• Written task: Return the count of lines with the string "explicitly" in them, and nothing else.

• Given records:
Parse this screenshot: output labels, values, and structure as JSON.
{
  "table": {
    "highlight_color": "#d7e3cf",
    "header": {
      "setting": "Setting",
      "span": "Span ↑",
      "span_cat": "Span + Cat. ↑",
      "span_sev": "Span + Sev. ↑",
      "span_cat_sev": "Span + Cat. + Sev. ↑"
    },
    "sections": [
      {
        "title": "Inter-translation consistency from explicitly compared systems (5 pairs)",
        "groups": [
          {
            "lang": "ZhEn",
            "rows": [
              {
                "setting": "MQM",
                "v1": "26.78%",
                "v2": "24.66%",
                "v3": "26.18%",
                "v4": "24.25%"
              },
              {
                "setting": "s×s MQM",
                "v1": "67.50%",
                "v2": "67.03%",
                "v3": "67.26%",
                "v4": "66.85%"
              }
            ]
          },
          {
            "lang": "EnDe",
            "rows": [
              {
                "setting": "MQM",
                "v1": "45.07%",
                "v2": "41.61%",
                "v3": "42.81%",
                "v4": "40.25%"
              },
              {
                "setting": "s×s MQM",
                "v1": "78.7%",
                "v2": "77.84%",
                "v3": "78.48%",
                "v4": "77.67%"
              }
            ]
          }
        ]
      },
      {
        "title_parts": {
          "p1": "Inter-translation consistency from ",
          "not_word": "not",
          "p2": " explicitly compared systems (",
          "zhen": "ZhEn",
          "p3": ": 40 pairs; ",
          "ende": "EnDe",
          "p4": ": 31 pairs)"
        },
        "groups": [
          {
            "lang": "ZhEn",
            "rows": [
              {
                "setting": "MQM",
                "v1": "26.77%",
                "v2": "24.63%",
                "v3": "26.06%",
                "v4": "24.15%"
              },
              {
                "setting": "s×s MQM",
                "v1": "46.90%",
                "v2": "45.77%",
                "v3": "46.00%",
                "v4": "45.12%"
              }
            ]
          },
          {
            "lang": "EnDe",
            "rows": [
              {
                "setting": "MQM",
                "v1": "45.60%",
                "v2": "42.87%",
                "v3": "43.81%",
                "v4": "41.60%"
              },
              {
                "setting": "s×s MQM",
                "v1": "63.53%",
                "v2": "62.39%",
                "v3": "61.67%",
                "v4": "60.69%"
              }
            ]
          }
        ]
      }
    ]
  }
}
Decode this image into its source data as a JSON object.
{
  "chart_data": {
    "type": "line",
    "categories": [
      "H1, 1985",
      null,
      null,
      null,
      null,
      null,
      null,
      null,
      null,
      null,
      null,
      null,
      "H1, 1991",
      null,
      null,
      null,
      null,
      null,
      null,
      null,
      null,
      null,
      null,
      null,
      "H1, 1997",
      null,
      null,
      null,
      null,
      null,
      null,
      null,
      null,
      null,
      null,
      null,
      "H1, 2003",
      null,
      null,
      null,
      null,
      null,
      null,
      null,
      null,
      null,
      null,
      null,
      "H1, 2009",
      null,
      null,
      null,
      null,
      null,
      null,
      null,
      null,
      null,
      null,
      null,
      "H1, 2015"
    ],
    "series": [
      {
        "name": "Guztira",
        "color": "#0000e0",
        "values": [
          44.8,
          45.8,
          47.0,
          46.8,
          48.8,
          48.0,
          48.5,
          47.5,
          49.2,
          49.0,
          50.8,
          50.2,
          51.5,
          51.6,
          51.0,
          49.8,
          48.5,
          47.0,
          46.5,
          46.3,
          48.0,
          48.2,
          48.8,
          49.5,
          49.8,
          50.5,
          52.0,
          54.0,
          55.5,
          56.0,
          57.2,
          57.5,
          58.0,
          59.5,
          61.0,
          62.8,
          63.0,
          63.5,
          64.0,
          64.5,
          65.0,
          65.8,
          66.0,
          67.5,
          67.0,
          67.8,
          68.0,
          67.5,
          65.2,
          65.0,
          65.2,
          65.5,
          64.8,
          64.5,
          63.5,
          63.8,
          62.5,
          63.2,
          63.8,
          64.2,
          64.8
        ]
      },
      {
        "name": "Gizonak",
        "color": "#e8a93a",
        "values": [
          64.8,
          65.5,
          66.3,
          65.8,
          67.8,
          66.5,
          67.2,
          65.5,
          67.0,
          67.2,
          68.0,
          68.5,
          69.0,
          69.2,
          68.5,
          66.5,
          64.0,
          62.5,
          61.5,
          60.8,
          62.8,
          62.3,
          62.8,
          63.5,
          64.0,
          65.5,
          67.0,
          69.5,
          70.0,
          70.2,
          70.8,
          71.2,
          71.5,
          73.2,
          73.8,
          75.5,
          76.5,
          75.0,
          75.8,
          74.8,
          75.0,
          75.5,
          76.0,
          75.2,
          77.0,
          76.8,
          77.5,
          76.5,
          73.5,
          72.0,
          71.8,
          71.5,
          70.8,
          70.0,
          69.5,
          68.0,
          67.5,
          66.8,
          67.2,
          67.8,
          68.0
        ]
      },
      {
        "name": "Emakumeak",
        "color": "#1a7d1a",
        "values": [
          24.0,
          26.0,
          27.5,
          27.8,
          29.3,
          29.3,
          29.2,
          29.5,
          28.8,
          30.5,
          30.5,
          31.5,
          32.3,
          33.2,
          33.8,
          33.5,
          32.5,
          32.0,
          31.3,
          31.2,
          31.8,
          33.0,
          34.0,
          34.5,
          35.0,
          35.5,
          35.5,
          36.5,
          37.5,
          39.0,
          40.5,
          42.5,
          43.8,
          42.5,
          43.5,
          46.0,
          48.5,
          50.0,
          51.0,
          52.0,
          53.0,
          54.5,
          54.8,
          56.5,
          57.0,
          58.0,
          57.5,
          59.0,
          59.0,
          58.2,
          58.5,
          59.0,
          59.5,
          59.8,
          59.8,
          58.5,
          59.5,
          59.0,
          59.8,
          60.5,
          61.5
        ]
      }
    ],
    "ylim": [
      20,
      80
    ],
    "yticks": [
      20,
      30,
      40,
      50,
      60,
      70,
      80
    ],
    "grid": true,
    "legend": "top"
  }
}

• Expected answer: 2